## YOUR TASK
Using the listing that follows, return every line with the word "Ejection".

## SOURCE DATA
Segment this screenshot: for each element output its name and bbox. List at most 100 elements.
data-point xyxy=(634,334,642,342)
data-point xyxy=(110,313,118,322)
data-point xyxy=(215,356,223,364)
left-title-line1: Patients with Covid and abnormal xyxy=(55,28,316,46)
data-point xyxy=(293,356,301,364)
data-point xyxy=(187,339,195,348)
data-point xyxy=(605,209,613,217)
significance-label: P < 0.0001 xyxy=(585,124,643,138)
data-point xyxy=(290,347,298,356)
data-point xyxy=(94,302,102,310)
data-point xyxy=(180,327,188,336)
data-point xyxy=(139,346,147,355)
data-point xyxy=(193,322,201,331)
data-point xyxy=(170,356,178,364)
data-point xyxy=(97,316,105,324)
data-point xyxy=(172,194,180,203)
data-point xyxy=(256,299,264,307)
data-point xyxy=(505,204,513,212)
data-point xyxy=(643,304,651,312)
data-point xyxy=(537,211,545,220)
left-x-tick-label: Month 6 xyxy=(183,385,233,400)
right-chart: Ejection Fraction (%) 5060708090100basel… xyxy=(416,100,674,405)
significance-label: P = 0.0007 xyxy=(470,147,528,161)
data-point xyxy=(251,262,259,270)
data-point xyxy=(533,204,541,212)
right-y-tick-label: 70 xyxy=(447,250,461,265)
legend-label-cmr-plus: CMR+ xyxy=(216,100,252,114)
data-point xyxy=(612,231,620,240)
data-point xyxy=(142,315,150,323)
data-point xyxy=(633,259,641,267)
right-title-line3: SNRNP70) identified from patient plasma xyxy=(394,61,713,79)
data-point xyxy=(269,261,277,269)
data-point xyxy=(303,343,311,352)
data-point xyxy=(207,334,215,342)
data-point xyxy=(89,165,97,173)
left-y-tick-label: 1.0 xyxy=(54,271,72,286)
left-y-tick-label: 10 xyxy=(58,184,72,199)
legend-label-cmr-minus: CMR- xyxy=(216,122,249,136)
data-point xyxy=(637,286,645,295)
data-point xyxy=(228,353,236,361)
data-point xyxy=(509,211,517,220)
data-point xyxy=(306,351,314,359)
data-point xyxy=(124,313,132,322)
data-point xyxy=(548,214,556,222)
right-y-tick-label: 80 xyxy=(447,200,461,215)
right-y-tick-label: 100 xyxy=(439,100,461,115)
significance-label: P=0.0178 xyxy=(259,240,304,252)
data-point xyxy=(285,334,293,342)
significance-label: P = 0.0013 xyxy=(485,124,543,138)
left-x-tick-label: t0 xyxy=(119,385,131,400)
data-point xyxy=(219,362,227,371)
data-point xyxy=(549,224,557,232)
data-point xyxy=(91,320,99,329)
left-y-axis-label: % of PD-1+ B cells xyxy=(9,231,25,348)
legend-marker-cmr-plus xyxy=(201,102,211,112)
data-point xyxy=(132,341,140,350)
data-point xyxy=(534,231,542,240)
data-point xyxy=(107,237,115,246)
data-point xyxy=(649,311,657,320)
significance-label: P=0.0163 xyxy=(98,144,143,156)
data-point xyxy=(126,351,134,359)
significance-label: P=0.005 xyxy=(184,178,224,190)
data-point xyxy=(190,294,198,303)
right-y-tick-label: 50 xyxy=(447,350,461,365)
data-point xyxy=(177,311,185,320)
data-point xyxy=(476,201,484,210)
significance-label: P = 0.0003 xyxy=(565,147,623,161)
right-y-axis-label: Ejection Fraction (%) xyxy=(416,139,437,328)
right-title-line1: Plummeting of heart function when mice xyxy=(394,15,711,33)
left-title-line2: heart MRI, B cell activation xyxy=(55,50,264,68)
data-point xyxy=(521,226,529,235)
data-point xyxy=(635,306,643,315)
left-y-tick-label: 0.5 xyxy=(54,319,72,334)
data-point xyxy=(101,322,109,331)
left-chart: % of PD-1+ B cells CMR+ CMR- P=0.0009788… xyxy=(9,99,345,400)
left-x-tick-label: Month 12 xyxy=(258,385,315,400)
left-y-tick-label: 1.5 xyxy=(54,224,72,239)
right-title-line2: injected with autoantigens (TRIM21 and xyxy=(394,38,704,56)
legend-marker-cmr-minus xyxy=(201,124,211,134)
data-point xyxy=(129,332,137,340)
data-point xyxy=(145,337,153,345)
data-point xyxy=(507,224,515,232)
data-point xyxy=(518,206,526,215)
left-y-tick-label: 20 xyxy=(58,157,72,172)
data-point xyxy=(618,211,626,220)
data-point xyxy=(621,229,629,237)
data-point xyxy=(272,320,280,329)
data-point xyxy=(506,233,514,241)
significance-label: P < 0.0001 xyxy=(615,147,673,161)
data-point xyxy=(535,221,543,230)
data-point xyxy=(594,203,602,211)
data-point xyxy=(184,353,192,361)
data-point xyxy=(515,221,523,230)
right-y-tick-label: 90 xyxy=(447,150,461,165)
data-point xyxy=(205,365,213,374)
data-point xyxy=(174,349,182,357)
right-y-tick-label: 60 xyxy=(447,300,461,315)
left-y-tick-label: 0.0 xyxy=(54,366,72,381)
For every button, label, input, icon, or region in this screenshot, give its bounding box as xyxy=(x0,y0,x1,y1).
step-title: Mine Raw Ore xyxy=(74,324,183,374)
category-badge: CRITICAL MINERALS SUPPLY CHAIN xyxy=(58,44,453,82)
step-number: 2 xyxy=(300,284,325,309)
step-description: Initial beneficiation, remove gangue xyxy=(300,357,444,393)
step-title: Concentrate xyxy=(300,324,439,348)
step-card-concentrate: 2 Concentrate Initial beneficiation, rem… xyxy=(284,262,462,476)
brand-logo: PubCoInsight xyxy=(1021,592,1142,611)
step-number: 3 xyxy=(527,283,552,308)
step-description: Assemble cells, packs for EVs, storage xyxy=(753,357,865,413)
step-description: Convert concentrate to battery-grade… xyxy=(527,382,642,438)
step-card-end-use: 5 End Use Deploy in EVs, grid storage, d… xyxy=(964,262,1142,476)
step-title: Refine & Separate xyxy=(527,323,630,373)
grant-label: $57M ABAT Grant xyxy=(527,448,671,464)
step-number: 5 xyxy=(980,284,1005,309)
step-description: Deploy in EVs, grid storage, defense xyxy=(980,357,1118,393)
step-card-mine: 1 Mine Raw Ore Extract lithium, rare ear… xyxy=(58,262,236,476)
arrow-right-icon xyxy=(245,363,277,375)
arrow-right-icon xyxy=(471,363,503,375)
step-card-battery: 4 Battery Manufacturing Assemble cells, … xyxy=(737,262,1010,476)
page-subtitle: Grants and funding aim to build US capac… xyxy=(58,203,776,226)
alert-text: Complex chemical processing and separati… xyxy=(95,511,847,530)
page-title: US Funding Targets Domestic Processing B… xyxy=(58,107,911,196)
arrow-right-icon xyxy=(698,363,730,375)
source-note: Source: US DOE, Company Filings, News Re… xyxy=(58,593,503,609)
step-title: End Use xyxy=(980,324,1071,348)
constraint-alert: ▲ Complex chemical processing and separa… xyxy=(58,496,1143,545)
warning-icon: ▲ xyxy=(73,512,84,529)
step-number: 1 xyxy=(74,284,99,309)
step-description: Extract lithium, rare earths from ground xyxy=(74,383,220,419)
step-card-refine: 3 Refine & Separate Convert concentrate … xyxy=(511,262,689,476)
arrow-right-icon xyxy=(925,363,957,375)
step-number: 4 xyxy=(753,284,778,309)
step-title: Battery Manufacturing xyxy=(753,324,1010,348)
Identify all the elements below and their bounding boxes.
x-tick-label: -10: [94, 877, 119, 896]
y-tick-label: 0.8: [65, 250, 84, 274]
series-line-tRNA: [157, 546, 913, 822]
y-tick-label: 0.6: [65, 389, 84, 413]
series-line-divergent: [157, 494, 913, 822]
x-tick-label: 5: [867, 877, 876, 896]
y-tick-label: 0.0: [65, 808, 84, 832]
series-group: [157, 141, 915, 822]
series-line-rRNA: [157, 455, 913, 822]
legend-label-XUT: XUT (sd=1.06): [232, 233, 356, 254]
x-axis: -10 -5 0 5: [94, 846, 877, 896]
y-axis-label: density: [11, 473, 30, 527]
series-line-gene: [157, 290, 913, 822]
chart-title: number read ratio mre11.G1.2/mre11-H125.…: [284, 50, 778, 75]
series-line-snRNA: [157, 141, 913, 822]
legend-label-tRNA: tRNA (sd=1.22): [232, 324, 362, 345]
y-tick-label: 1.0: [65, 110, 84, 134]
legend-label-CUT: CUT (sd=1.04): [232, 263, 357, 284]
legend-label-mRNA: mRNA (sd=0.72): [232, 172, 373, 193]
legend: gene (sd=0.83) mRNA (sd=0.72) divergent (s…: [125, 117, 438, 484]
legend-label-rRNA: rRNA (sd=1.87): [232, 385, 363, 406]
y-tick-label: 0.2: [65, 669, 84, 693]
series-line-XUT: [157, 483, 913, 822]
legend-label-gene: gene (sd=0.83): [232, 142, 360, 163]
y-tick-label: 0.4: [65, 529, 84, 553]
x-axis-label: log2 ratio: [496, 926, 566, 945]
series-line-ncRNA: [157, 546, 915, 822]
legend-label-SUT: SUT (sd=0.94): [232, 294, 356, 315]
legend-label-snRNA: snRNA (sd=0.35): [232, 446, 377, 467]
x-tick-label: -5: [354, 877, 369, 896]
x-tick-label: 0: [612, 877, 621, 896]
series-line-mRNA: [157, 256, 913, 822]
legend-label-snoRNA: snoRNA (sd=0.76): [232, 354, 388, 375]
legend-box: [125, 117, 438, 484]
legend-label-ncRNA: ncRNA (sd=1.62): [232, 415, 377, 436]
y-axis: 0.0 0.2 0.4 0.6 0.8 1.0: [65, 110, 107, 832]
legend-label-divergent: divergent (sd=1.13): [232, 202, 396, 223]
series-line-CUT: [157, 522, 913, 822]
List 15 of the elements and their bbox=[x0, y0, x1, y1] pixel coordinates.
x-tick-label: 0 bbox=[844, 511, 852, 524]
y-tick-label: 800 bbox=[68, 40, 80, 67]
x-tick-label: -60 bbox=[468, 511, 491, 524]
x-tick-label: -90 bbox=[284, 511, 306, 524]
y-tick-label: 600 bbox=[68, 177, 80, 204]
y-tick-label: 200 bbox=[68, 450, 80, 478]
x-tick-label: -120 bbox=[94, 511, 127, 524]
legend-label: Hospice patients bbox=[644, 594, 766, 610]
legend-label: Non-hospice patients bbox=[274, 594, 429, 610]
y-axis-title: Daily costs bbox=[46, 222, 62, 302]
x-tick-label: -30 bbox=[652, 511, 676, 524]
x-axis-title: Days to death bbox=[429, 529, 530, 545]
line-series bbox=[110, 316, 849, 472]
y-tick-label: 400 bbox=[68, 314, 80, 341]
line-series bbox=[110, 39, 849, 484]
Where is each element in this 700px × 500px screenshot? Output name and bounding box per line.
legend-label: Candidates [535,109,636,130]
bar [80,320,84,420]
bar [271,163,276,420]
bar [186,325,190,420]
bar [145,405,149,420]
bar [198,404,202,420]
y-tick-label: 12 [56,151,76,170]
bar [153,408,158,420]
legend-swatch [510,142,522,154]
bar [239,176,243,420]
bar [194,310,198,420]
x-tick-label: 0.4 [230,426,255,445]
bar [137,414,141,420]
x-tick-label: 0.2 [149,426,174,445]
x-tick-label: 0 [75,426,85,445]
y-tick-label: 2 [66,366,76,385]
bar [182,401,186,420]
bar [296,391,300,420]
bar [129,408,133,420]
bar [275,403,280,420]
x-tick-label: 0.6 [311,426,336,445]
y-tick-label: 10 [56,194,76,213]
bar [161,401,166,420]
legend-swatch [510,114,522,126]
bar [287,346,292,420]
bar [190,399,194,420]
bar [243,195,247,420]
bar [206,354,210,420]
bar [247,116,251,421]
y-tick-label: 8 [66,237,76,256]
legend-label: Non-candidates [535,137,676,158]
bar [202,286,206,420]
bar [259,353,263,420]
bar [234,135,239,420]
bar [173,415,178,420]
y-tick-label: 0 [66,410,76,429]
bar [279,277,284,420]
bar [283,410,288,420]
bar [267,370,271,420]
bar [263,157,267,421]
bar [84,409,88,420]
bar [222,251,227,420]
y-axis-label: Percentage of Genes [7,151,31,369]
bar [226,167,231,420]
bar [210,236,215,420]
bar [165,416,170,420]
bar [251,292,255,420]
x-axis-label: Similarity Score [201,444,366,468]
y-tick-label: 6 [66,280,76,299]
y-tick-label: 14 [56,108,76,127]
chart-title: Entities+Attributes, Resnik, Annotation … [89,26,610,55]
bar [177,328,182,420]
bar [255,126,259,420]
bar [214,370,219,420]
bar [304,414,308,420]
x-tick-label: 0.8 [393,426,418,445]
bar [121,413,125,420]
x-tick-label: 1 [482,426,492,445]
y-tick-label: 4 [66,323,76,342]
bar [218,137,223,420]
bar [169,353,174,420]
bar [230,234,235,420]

## FINAL ANSWER
right-chart: Ejection Fraction (%) 5060708090100basel… xyxy=(416,100,674,405)
right-y-axis-label: Ejection Fraction (%) xyxy=(416,139,437,328)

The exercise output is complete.